WHAT THE TASK REQUIRES =>
Wherever the string "دمشق" shows up in a line, count that line. Give the total alone.

— START MATERIAL PROVIDED —

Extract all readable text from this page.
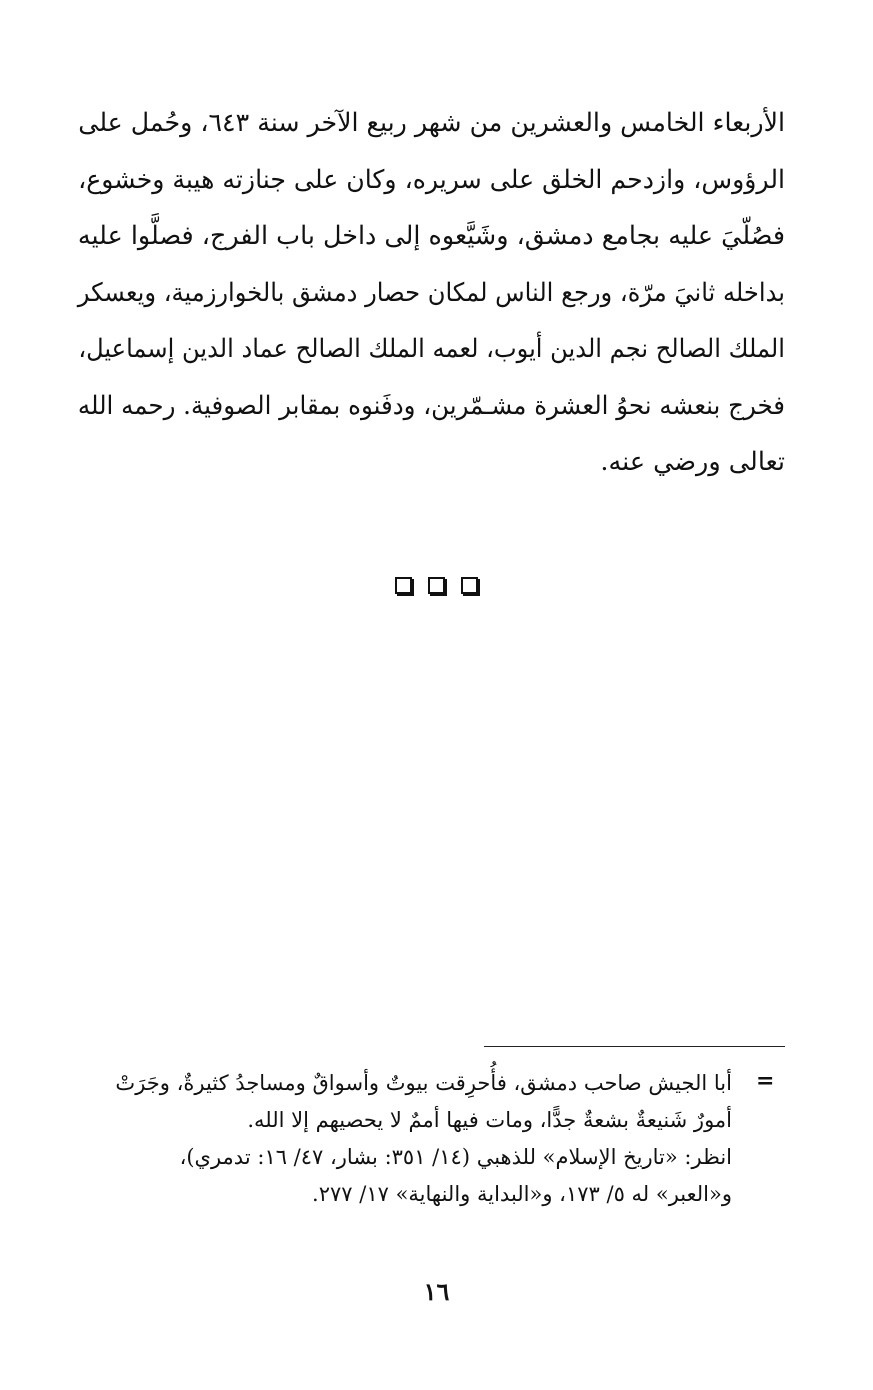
الأربعاء الخامس والعشرين من شهر ربيع الآخر سنة ٦٤٣، وحُمل على
الرؤوس، وازدحم الخلق على سريره، وكان على جنازته هيبة وخشوع،
فصُلّيَ عليه بجامع دمشق، وشَيَّعوه إلى داخل باب الفرج، فصلَّوا عليه
بداخله ثانيَ مرّة، ورجع الناس لمكان حصار دمشق بالخوارزمية، ويعسكر
الملك الصالح نجم الدين أيوب، لعمه الملك الصالح عماد الدين إسماعيل،
فخرج بنعشه نحوُ العشرة مشـمّرين، ودفَنوه بمقابر الصوفية. رحمه الله
تعالى ورضي عنه.

=
أبا الجيش صاحب دمشق، فأُحرِقت بيوتٌ وأسواقٌ ومساجدُ كثيرةٌ، وجَرَتْ
أمورٌ شَنيعةٌ بشعةٌ جدًّا، ومات فيها أممٌ لا يحصيهم إلا الله.
انظر: «تاريخ الإسلام» للذهبي (١٤/ ٣٥١: بشار، ٤٧/ ١٦: تدمري)،
و«العبر» له ٥/ ١٧٣، و«البداية والنهاية» ١٧/ ٢٧٧.
١٦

— END MATERIAL PROVIDED —

SOLUTION TO THE EXERCISE =>
3